[start DATA RECORDS]

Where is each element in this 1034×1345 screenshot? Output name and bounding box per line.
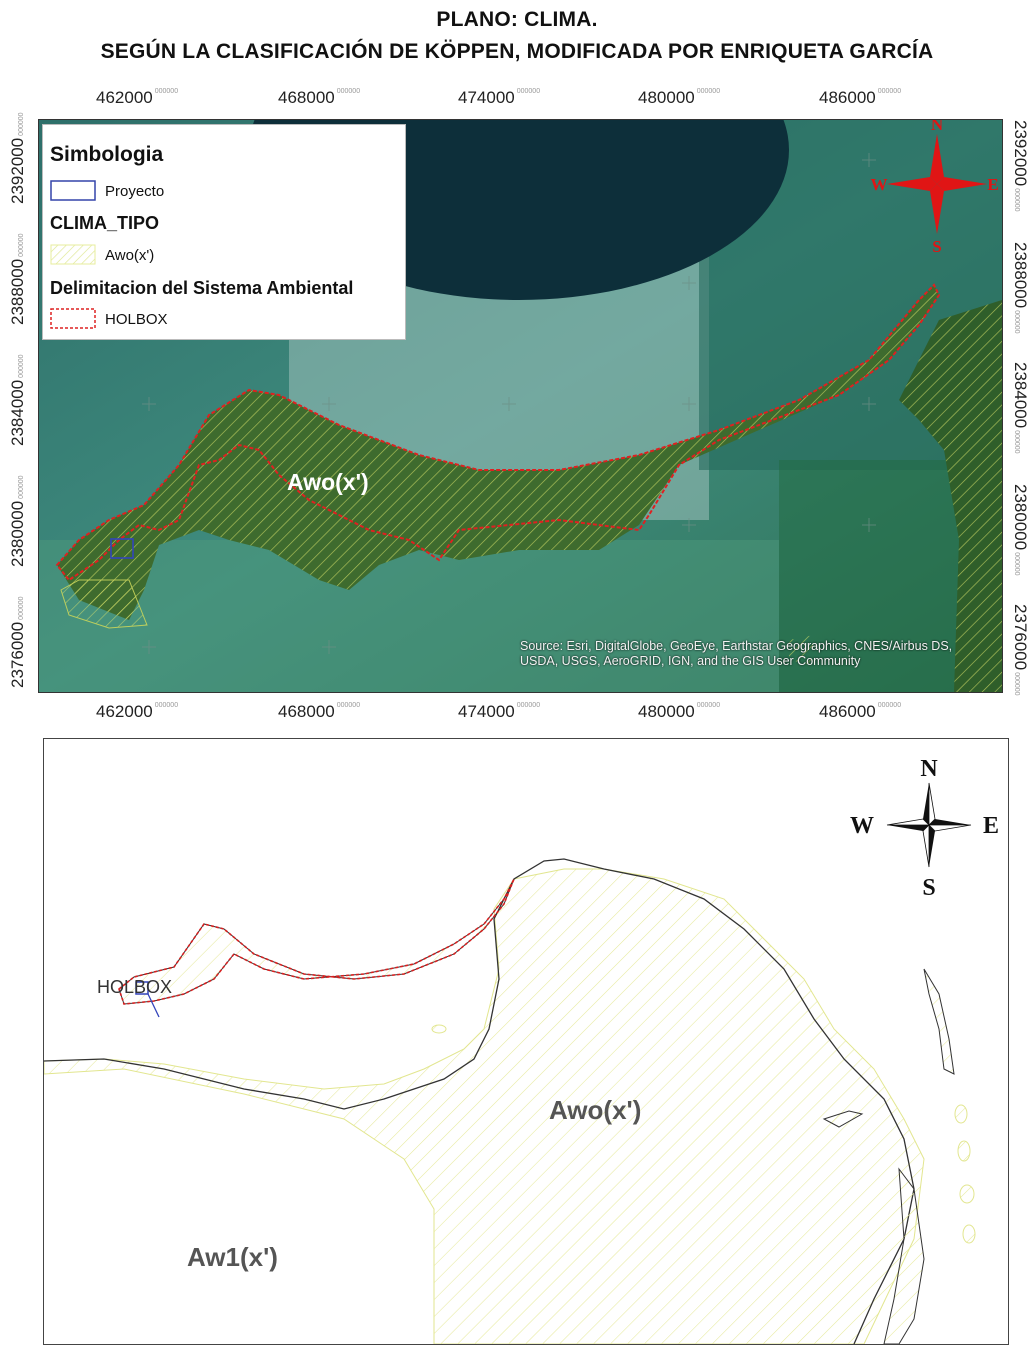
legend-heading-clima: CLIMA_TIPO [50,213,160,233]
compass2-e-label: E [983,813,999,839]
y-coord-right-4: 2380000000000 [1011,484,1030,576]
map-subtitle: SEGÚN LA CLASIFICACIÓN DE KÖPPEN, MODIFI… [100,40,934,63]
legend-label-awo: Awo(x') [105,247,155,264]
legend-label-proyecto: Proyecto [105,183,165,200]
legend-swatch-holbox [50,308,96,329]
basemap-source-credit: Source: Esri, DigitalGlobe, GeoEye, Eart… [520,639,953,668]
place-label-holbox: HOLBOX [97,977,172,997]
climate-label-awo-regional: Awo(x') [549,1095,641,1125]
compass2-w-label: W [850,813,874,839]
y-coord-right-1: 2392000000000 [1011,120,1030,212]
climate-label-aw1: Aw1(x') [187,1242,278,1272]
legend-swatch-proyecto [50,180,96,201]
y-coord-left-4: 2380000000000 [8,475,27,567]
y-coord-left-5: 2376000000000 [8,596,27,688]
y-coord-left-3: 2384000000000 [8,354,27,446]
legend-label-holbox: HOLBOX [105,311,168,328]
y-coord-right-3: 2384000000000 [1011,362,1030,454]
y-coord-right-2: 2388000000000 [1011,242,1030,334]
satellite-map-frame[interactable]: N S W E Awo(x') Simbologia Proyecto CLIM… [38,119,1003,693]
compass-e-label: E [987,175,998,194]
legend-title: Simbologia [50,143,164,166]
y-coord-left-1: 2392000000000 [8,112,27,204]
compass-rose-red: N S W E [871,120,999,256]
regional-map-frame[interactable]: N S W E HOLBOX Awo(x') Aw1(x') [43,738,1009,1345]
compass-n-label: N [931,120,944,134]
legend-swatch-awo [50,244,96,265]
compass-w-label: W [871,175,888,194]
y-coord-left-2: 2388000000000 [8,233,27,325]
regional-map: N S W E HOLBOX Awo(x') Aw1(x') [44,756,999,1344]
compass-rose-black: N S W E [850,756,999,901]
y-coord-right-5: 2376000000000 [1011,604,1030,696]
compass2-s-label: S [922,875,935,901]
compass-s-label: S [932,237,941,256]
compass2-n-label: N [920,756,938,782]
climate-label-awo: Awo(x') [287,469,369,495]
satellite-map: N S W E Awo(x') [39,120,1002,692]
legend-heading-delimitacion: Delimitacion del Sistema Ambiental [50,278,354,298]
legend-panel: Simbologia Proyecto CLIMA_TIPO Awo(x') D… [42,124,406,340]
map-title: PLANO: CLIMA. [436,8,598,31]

[end DATA RECORDS]

_PROBLEM DESCRIPTION_:
Gather every line of the items above that contains the string "satellite", and copy each one in full.

_FINAL RESULT_:
satellite-map-frame[interactable]: N S W E Awo(x') Simbologia Proyecto CLIM… [38,119,1003,693]
satellite-map: N S W E Awo(x') [39,120,1002,692]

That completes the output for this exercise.